WRITTEN INSTRUCTION -
Write the material out again, line by line, exactly as it is.

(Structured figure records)
* * * * *

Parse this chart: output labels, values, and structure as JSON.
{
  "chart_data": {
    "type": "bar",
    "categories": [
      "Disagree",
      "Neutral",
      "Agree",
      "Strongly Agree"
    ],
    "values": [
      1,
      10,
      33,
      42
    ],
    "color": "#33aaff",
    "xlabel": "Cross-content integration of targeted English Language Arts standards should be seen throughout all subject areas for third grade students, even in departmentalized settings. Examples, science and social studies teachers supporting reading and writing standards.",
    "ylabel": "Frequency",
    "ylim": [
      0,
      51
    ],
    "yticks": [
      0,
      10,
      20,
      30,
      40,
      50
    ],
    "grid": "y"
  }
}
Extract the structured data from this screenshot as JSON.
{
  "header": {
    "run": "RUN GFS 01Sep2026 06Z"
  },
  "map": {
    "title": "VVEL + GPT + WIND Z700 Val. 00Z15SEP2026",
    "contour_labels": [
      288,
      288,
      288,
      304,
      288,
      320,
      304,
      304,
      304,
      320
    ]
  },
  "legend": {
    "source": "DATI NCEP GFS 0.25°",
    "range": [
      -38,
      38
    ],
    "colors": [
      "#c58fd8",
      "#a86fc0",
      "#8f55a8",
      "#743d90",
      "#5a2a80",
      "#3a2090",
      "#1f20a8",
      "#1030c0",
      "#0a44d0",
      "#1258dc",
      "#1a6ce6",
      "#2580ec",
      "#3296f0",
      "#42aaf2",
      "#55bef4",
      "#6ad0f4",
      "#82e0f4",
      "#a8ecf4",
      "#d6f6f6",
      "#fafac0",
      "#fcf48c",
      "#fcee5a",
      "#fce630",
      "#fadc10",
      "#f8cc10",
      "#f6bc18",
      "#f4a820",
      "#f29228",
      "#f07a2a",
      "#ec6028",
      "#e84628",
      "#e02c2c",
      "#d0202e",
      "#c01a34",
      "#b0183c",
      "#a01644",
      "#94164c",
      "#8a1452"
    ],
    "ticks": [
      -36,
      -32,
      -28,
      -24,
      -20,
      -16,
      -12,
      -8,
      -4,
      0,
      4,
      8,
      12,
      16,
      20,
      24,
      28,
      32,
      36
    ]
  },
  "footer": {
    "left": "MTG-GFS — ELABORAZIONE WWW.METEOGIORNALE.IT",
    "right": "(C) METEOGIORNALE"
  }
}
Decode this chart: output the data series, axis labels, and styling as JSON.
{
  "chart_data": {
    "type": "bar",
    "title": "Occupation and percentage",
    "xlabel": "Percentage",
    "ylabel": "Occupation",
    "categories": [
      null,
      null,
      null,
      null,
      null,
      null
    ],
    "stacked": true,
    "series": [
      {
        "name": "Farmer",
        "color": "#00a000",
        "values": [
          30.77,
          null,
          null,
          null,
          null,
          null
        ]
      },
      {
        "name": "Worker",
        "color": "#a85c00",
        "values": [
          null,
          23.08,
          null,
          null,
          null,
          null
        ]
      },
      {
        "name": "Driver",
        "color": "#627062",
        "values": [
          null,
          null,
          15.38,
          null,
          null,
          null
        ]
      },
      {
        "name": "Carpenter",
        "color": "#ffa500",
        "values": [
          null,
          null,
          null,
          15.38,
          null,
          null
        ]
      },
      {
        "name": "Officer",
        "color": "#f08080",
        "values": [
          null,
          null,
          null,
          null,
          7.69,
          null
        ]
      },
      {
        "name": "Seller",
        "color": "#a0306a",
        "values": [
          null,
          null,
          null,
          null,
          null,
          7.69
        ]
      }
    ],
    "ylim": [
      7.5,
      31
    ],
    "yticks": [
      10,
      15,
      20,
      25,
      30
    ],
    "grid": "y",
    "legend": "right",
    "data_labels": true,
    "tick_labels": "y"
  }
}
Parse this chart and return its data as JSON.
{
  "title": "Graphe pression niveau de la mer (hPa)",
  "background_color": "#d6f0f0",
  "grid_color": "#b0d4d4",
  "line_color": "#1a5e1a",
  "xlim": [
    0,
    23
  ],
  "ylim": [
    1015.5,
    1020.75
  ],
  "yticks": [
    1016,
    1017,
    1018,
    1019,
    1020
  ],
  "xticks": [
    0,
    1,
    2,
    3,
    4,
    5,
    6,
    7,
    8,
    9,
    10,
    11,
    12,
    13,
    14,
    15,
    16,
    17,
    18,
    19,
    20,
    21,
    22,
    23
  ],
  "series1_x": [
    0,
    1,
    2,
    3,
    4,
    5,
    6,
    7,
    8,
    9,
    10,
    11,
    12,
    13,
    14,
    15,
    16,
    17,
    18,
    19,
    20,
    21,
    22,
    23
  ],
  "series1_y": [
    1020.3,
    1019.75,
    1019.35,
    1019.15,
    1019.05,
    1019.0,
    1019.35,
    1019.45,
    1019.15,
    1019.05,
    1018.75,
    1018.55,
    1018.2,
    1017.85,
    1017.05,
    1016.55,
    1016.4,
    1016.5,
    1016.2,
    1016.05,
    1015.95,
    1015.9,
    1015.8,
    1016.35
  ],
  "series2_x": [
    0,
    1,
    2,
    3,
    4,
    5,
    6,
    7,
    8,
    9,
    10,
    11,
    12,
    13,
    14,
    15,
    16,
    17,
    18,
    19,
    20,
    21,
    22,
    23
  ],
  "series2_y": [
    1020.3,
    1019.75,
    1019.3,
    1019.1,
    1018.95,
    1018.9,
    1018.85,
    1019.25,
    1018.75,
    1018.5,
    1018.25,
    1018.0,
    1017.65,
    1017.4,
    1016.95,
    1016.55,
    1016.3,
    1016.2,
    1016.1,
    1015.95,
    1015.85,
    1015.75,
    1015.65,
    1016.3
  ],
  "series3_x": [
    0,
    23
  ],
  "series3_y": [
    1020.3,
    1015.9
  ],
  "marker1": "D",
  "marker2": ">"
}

* * * * *

COMPLETE OUTPUT -
Parse this chart: output labels, values, and structure as JSON.
{
  "chart_data": {
    "type": "bar",
    "categories": [
      "Disagree",
      "Neutral",
      "Agree",
      "Strongly Agree"
    ],
    "values": [
      1,
      10,
      33,
      42
    ],
    "color": "#33aaff",
    "xlabel": "Cross-content integration of targeted English Language Arts standards should be seen throughout all subject areas for third grade students, even in departmentalized settings. Examples, science and social studies teachers supporting reading and writing standards.",
    "ylabel": "Frequency",
    "ylim": [
      0,
      51
    ],
    "yticks": [
      0,
      10,
      20,
      30,
      40,
      50
    ],
    "grid": "y"
  }
}
Extract the structured data from this screenshot as JSON.
{
  "header": {
    "run": "RUN GFS 01Sep2026 06Z"
  },
  "map": {
    "title": "VVEL + GPT + WIND Z700 Val. 00Z15SEP2026",
    "contour_labels": [
      288,
      288,
      288,
      304,
      288,
      320,
      304,
      304,
      304,
      320
    ]
  },
  "legend": {
    "source": "DATI NCEP GFS 0.25°",
    "range": [
      -38,
      38
    ],
    "colors": [
      "#c58fd8",
      "#a86fc0",
      "#8f55a8",
      "#743d90",
      "#5a2a80",
      "#3a2090",
      "#1f20a8",
      "#1030c0",
      "#0a44d0",
      "#1258dc",
      "#1a6ce6",
      "#2580ec",
      "#3296f0",
      "#42aaf2",
      "#55bef4",
      "#6ad0f4",
      "#82e0f4",
      "#a8ecf4",
      "#d6f6f6",
      "#fafac0",
      "#fcf48c",
      "#fcee5a",
      "#fce630",
      "#fadc10",
      "#f8cc10",
      "#f6bc18",
      "#f4a820",
      "#f29228",
      "#f07a2a",
      "#ec6028",
      "#e84628",
      "#e02c2c",
      "#d0202e",
      "#c01a34",
      "#b0183c",
      "#a01644",
      "#94164c",
      "#8a1452"
    ],
    "ticks": [
      -36,
      -32,
      -28,
      -24,
      -20,
      -16,
      -12,
      -8,
      -4,
      0,
      4,
      8,
      12,
      16,
      20,
      24,
      28,
      32,
      36
    ]
  },
  "footer": {
    "left": "MTG-GFS — ELABORAZIONE WWW.METEOGIORNALE.IT",
    "right": "(C) METEOGIORNALE"
  }
}
Decode this chart: output the data series, axis labels, and styling as JSON.
{
  "chart_data": {
    "type": "bar",
    "title": "Occupation and percentage",
    "xlabel": "Percentage",
    "ylabel": "Occupation",
    "categories": [
      null,
      null,
      null,
      null,
      null,
      null
    ],
    "stacked": true,
    "series": [
      {
        "name": "Farmer",
        "color": "#00a000",
        "values": [
          30.77,
          null,
          null,
          null,
          null,
          null
        ]
      },
      {
        "name": "Worker",
        "color": "#a85c00",
        "values": [
          null,
          23.08,
          null,
          null,
          null,
          null
        ]
      },
      {
        "name": "Driver",
        "color": "#627062",
        "values": [
          null,
          null,
          15.38,
          null,
          null,
          null
        ]
      },
      {
        "name": "Carpenter",
        "color": "#ffa500",
        "values": [
          null,
          null,
          null,
          15.38,
          null,
          null
        ]
      },
      {
        "name": "Officer",
        "color": "#f08080",
        "values": [
          null,
          null,
          null,
          null,
          7.69,
          null
        ]
      },
      {
        "name": "Seller",
        "color": "#a0306a",
        "values": [
          null,
          null,
          null,
          null,
          null,
          7.69
        ]
      }
    ],
    "ylim": [
      7.5,
      31
    ],
    "yticks": [
      10,
      15,
      20,
      25,
      30
    ],
    "grid": "y",
    "legend": "right",
    "data_labels": true,
    "tick_labels": "y"
  }
}
Parse this chart and return its data as JSON.
{
  "title": "Graphe pression niveau de la mer (hPa)",
  "background_color": "#d6f0f0",
  "grid_color": "#b0d4d4",
  "line_color": "#1a5e1a",
  "xlim": [
    0,
    23
  ],
  "ylim": [
    1015.5,
    1020.75
  ],
  "yticks": [
    1016,
    1017,
    1018,
    1019,
    1020
  ],
  "xticks": [
    0,
    1,
    2,
    3,
    4,
    5,
    6,
    7,
    8,
    9,
    10,
    11,
    12,
    13,
    14,
    15,
    16,
    17,
    18,
    19,
    20,
    21,
    22,
    23
  ],
  "series1_x": [
    0,
    1,
    2,
    3,
    4,
    5,
    6,
    7,
    8,
    9,
    10,
    11,
    12,
    13,
    14,
    15,
    16,
    17,
    18,
    19,
    20,
    21,
    22,
    23
  ],
  "series1_y": [
    1020.3,
    1019.75,
    1019.35,
    1019.15,
    1019.05,
    1019.0,
    1019.35,
    1019.45,
    1019.15,
    1019.05,
    1018.75,
    1018.55,
    1018.2,
    1017.85,
    1017.05,
    1016.55,
    1016.4,
    1016.5,
    1016.2,
    1016.05,
    1015.95,
    1015.9,
    1015.8,
    1016.35
  ],
  "series2_x": [
    0,
    1,
    2,
    3,
    4,
    5,
    6,
    7,
    8,
    9,
    10,
    11,
    12,
    13,
    14,
    15,
    16,
    17,
    18,
    19,
    20,
    21,
    22,
    23
  ],
  "series2_y": [
    1020.3,
    1019.75,
    1019.3,
    1019.1,
    1018.95,
    1018.9,
    1018.85,
    1019.25,
    1018.75,
    1018.5,
    1018.25,
    1018.0,
    1017.65,
    1017.4,
    1016.95,
    1016.55,
    1016.3,
    1016.2,
    1016.1,
    1015.95,
    1015.85,
    1015.75,
    1015.65,
    1016.3
  ],
  "series3_x": [
    0,
    23
  ],
  "series3_y": [
    1020.3,
    1015.9
  ],
  "marker1": "D",
  "marker2": ">"
}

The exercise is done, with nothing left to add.